- _Your objective_: Print all the data, keeping every line exactly as it is.
+---+
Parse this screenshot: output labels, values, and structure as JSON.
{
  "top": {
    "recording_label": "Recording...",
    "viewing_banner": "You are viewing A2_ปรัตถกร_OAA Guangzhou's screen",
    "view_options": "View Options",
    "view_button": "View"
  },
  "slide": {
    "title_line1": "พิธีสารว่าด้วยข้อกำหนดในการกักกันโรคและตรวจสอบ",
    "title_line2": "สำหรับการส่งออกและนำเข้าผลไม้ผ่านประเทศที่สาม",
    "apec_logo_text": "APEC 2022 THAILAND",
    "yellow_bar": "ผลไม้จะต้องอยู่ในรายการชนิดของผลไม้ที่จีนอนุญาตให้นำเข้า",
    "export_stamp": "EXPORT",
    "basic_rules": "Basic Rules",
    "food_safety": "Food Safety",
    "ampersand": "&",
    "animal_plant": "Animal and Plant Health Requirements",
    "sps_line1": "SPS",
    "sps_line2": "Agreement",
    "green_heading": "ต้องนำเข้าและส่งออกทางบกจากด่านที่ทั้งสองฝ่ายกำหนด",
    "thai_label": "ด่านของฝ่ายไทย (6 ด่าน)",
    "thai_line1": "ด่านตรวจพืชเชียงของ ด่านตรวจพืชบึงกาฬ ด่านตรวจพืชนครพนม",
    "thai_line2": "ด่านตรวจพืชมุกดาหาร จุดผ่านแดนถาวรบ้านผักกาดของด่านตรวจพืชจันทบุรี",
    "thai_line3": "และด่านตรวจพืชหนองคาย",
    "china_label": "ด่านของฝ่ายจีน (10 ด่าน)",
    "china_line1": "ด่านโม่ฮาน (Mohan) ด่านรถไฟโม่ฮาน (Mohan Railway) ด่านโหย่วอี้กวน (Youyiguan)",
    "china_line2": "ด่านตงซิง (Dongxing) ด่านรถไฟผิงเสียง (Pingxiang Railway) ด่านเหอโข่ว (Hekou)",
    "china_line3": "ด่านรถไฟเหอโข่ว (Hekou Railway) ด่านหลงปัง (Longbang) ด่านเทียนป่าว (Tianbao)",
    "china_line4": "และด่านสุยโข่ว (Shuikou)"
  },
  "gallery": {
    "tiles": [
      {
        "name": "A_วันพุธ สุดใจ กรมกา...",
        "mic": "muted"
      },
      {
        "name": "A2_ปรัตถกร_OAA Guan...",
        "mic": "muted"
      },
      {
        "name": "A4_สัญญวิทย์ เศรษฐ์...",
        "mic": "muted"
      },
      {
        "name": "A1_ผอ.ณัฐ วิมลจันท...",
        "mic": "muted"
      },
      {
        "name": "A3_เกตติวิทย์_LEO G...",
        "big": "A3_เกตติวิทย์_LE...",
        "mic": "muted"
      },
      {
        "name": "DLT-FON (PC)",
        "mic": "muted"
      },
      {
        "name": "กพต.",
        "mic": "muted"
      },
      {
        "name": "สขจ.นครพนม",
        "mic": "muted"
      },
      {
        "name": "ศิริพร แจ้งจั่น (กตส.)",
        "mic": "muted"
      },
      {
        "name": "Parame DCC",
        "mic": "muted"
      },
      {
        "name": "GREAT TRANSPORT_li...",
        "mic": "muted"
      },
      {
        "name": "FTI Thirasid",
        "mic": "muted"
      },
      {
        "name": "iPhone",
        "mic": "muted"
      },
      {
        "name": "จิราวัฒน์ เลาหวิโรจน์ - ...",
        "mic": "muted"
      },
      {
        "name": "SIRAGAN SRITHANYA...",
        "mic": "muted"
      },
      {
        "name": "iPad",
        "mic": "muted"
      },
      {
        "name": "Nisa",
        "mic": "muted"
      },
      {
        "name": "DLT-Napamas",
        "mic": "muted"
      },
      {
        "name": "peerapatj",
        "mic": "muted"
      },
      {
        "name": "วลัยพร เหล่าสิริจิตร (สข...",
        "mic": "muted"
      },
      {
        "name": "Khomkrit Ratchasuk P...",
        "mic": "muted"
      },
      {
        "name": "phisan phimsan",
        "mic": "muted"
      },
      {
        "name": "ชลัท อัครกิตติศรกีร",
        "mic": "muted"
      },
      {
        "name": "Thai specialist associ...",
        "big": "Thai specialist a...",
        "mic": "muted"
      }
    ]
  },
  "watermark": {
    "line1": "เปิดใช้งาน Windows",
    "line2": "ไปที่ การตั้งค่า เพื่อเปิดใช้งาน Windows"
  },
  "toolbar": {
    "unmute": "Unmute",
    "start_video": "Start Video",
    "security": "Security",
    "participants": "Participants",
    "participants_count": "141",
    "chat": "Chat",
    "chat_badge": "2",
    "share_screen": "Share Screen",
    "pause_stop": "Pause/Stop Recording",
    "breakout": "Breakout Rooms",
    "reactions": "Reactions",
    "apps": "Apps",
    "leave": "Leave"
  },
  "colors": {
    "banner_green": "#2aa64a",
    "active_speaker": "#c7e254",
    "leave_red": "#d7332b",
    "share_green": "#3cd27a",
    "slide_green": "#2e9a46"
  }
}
+---+
- _Answer below_:
Parse this screenshot: output labels, values, and structure as JSON.
{
  "top": {
    "recording_label": "Recording...",
    "viewing_banner": "You are viewing A2_ปรัตถกร_OAA Guangzhou's screen",
    "view_options": "View Options",
    "view_button": "View"
  },
  "slide": {
    "title_line1": "พิธีสารว่าด้วยข้อกำหนดในการกักกันโรคและตรวจสอบ",
    "title_line2": "สำหรับการส่งออกและนำเข้าผลไม้ผ่านประเทศที่สาม",
    "apec_logo_text": "APEC 2022 THAILAND",
    "yellow_bar": "ผลไม้จะต้องอยู่ในรายการชนิดของผลไม้ที่จีนอนุญาตให้นำเข้า",
    "export_stamp": "EXPORT",
    "basic_rules": "Basic Rules",
    "food_safety": "Food Safety",
    "ampersand": "&",
    "animal_plant": "Animal and Plant Health Requirements",
    "sps_line1": "SPS",
    "sps_line2": "Agreement",
    "green_heading": "ต้องนำเข้าและส่งออกทางบกจากด่านที่ทั้งสองฝ่ายกำหนด",
    "thai_label": "ด่านของฝ่ายไทย (6 ด่าน)",
    "thai_line1": "ด่านตรวจพืชเชียงของ ด่านตรวจพืชบึงกาฬ ด่านตรวจพืชนครพนม",
    "thai_line2": "ด่านตรวจพืชมุกดาหาร จุดผ่านแดนถาวรบ้านผักกาดของด่านตรวจพืชจันทบุรี",
    "thai_line3": "และด่านตรวจพืชหนองคาย",
    "china_label": "ด่านของฝ่ายจีน (10 ด่าน)",
    "china_line1": "ด่านโม่ฮาน (Mohan) ด่านรถไฟโม่ฮาน (Mohan Railway) ด่านโหย่วอี้กวน (Youyiguan)",
    "china_line2": "ด่านตงซิง (Dongxing) ด่านรถไฟผิงเสียง (Pingxiang Railway) ด่านเหอโข่ว (Hekou)",
    "china_line3": "ด่านรถไฟเหอโข่ว (Hekou Railway) ด่านหลงปัง (Longbang) ด่านเทียนป่าว (Tianbao)",
    "china_line4": "และด่านสุยโข่ว (Shuikou)"
  },
  "gallery": {
    "tiles": [
      {
        "name": "A_วันพุธ สุดใจ กรมกา...",
        "mic": "muted"
      },
      {
        "name": "A2_ปรัตถกร_OAA Guan...",
        "mic": "muted"
      },
      {
        "name": "A4_สัญญวิทย์ เศรษฐ์...",
        "mic": "muted"
      },
      {
        "name": "A1_ผอ.ณัฐ วิมลจันท...",
        "mic": "muted"
      },
      {
        "name": "A3_เกตติวิทย์_LEO G...",
        "big": "A3_เกตติวิทย์_LE...",
        "mic": "muted"
      },
      {
        "name": "DLT-FON (PC)",
        "mic": "muted"
      },
      {
        "name": "กพต.",
        "mic": "muted"
      },
      {
        "name": "สขจ.นครพนม",
        "mic": "muted"
      },
      {
        "name": "ศิริพร แจ้งจั่น (กตส.)",
        "mic": "muted"
      },
      {
        "name": "Parame DCC",
        "mic": "muted"
      },
      {
        "name": "GREAT TRANSPORT_li...",
        "mic": "muted"
      },
      {
        "name": "FTI Thirasid",
        "mic": "muted"
      },
      {
        "name": "iPhone",
        "mic": "muted"
      },
      {
        "name": "จิราวัฒน์ เลาหวิโรจน์ - ...",
        "mic": "muted"
      },
      {
        "name": "SIRAGAN SRITHANYA...",
        "mic": "muted"
      },
      {
        "name": "iPad",
        "mic": "muted"
      },
      {
        "name": "Nisa",
        "mic": "muted"
      },
      {
        "name": "DLT-Napamas",
        "mic": "muted"
      },
      {
        "name": "peerapatj",
        "mic": "muted"
      },
      {
        "name": "วลัยพร เหล่าสิริจิตร (สข...",
        "mic": "muted"
      },
      {
        "name": "Khomkrit Ratchasuk P...",
        "mic": "muted"
      },
      {
        "name": "phisan phimsan",
        "mic": "muted"
      },
      {
        "name": "ชลัท อัครกิตติศรกีร",
        "mic": "muted"
      },
      {
        "name": "Thai specialist associ...",
        "big": "Thai specialist a...",
        "mic": "muted"
      }
    ]
  },
  "watermark": {
    "line1": "เปิดใช้งาน Windows",
    "line2": "ไปที่ การตั้งค่า เพื่อเปิดใช้งาน Windows"
  },
  "toolbar": {
    "unmute": "Unmute",
    "start_video": "Start Video",
    "security": "Security",
    "participants": "Participants",
    "participants_count": "141",
    "chat": "Chat",
    "chat_badge": "2",
    "share_screen": "Share Screen",
    "pause_stop": "Pause/Stop Recording",
    "breakout": "Breakout Rooms",
    "reactions": "Reactions",
    "apps": "Apps",
    "leave": "Leave"
  },
  "colors": {
    "banner_green": "#2aa64a",
    "active_speaker": "#c7e254",
    "leave_red": "#d7332b",
    "share_green": "#3cd27a",
    "slide_green": "#2e9a46"
  }
}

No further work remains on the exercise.